■ Data entries:
##############################

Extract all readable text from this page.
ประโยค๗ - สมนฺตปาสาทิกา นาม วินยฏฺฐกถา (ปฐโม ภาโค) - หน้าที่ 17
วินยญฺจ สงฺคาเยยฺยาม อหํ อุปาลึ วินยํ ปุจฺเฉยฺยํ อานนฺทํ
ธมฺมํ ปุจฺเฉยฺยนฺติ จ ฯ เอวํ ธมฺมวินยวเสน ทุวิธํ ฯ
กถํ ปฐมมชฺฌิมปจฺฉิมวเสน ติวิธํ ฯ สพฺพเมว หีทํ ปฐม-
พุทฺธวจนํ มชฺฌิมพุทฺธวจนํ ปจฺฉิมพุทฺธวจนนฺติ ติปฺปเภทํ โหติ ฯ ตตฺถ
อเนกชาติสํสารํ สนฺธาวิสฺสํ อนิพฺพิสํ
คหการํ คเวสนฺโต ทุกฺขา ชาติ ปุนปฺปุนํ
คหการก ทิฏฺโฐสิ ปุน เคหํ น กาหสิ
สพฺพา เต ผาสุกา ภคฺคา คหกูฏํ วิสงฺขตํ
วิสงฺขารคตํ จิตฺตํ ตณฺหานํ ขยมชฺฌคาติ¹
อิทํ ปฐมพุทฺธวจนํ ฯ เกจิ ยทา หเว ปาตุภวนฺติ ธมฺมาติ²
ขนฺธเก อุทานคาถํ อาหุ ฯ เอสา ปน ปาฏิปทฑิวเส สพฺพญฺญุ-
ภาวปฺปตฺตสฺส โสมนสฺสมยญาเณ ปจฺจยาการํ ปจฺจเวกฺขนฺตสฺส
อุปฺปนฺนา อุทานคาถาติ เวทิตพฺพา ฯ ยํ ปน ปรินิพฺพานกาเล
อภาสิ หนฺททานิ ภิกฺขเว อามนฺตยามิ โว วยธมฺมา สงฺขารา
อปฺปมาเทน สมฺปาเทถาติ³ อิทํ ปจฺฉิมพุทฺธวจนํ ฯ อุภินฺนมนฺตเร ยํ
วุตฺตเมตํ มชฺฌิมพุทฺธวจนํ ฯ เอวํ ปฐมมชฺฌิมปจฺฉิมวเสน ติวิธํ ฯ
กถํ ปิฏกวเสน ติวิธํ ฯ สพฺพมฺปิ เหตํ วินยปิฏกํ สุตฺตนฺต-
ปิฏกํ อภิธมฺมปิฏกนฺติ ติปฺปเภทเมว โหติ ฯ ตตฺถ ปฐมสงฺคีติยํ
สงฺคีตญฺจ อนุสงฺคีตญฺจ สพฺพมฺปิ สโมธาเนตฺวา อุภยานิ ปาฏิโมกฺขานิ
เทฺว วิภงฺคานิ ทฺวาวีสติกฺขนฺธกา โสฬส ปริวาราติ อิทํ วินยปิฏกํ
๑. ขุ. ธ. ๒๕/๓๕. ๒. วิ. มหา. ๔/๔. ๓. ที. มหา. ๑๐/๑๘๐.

##############################

Where does the word "ธวจน" appear? Return each line that holds it.

พุทฺธวจนํ มชฺฌิมพุทฺธวจนํ ปจฺฉิมพุทฺธวจนนฺติ ติปฺปเภทํ โหติ ฯ ตตฺถ
อิทํ ปฐมพุทฺธวจนํ ฯ เกจิ ยทา หเว ปาตุภวนฺติ ธมฺมาติ²
อปฺปมาเทน สมฺปาเทถาติ³ อิทํ ปจฺฉิมพุทฺธวจนํ ฯ อุภินฺนมนฺตเร ยํ
วุตฺตเมตํ มชฺฌิมพุทฺธวจนํ ฯ เอวํ ปฐมมชฺฌิมปจฺฉิมวเสน ติวิธํ ฯ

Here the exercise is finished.